■ The exercise:
List all lines in the material below that contain "eurozóny".

Some records

========================

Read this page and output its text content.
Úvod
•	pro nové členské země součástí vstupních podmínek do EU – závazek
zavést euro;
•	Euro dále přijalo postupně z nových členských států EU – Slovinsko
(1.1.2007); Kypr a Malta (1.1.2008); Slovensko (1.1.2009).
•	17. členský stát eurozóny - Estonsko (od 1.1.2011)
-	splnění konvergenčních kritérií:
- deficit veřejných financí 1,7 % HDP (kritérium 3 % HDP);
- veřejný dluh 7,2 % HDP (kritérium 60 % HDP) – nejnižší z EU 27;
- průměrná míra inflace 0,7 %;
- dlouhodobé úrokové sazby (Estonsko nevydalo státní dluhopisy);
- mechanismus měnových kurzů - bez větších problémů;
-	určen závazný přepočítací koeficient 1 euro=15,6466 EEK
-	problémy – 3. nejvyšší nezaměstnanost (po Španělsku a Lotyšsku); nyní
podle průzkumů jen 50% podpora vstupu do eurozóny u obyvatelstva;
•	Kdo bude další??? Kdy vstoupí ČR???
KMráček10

========================

■ Right answer:
•	17. členský stát eurozóny - Estonsko (od 1.1.2011)
podle průzkumů jen 50% podpora vstupu do eurozóny u obyvatelstva;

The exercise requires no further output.